YOUR ASSIGNMENT
Check every line below for the word "JSON" and copy each one that has it.
EXCERPTED DATA Start Marker
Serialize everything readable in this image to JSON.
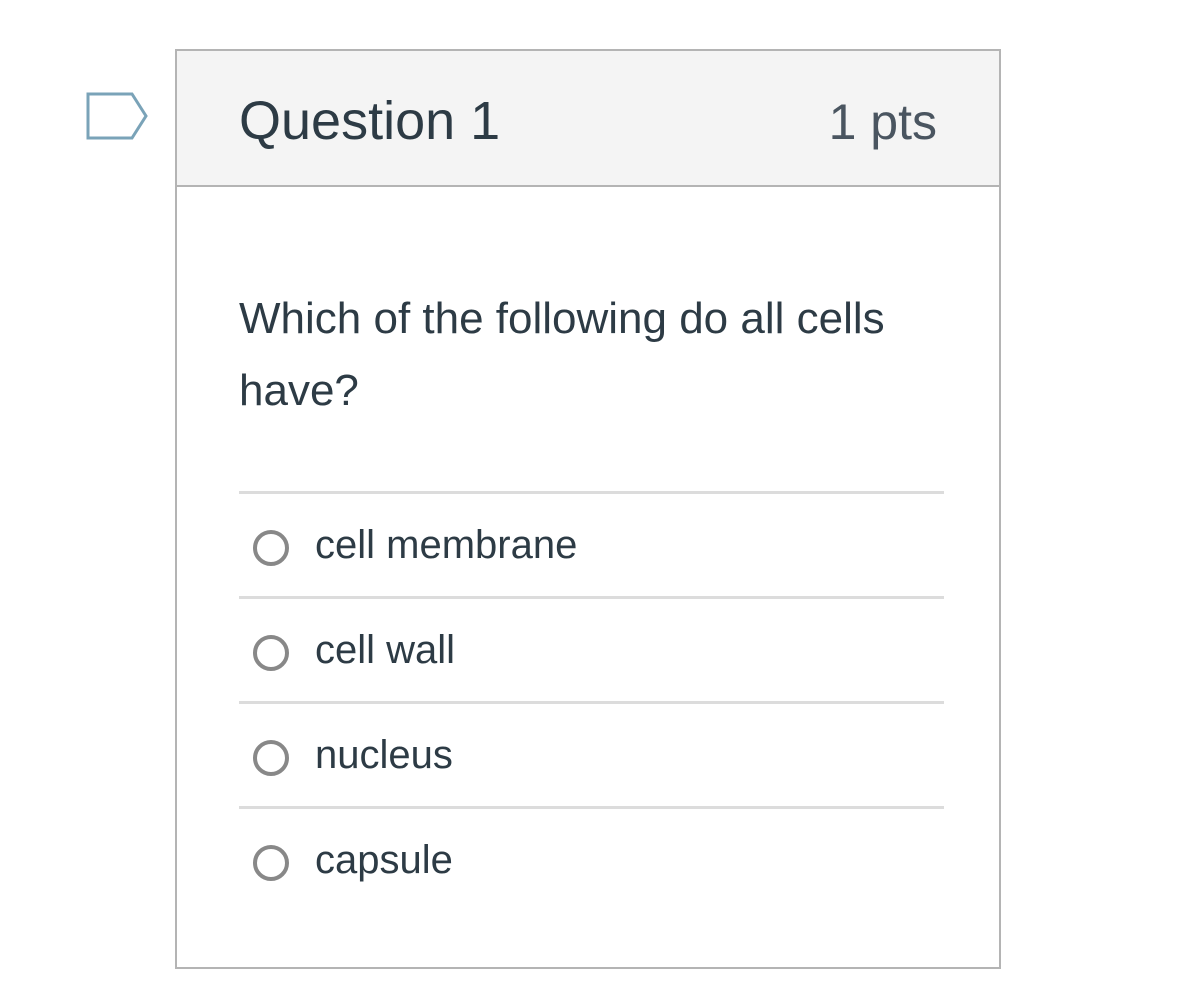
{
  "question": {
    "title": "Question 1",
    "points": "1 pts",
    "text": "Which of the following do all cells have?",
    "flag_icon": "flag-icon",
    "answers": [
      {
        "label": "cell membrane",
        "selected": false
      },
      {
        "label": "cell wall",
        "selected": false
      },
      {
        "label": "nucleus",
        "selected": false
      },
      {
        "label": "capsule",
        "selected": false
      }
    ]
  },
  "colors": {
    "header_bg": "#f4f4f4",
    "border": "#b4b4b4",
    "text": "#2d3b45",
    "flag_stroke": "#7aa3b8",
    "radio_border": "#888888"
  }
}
EXCERPTED DATA End Marker
EXCERPTED DATA Start Marker
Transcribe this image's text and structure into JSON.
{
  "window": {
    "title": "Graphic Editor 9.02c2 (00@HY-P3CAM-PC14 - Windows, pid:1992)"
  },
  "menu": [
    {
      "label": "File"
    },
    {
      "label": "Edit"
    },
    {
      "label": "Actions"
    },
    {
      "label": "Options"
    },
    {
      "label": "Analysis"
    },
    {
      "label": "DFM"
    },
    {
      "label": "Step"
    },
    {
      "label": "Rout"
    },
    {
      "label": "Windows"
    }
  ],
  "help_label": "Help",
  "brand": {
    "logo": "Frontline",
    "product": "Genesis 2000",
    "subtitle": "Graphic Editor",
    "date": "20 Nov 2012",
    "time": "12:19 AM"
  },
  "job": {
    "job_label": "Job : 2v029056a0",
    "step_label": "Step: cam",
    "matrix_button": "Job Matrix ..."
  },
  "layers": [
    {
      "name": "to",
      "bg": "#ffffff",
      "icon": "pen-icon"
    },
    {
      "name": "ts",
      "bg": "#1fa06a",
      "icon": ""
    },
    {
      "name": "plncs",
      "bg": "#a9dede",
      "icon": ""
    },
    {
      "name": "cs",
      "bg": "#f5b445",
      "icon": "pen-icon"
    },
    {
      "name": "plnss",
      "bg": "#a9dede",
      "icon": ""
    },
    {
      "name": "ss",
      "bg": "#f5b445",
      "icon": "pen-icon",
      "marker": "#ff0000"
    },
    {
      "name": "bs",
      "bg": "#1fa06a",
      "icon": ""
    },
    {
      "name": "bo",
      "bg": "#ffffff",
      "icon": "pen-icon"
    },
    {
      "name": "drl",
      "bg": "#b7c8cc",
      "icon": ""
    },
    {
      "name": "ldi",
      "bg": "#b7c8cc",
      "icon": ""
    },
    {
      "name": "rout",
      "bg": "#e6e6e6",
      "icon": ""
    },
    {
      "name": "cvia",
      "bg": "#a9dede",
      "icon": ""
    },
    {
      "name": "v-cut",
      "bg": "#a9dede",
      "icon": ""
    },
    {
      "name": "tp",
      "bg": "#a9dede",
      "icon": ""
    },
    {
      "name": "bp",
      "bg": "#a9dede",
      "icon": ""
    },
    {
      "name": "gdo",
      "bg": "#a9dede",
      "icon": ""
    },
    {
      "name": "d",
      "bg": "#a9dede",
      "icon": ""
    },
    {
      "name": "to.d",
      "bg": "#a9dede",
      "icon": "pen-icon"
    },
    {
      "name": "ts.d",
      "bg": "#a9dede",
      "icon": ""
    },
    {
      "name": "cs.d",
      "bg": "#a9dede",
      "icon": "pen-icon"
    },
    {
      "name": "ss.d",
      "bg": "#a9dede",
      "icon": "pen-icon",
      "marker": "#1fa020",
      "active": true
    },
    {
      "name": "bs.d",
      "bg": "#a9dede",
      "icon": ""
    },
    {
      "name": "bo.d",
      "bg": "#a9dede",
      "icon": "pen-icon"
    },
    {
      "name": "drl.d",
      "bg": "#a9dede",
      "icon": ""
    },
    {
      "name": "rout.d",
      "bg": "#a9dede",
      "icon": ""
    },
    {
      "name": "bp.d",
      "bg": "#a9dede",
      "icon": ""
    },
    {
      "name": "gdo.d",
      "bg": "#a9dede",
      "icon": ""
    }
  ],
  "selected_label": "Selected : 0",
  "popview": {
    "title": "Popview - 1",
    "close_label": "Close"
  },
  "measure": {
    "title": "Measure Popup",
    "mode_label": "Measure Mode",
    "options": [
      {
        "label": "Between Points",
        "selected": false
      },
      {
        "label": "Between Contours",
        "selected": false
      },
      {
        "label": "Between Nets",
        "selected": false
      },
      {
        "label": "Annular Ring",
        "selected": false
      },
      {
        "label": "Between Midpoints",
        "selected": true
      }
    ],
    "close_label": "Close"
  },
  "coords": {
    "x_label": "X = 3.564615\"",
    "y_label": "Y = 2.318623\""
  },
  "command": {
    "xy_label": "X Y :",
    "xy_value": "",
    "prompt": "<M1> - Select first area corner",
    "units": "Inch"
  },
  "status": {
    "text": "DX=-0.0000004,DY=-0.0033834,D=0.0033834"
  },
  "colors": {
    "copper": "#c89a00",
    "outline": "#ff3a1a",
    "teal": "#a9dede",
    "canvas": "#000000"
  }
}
EXCERPTED DATA End Marker
ANSWER SECTION
Serialize everything readable in this image to JSON.
Transcribe this image's text and structure into JSON.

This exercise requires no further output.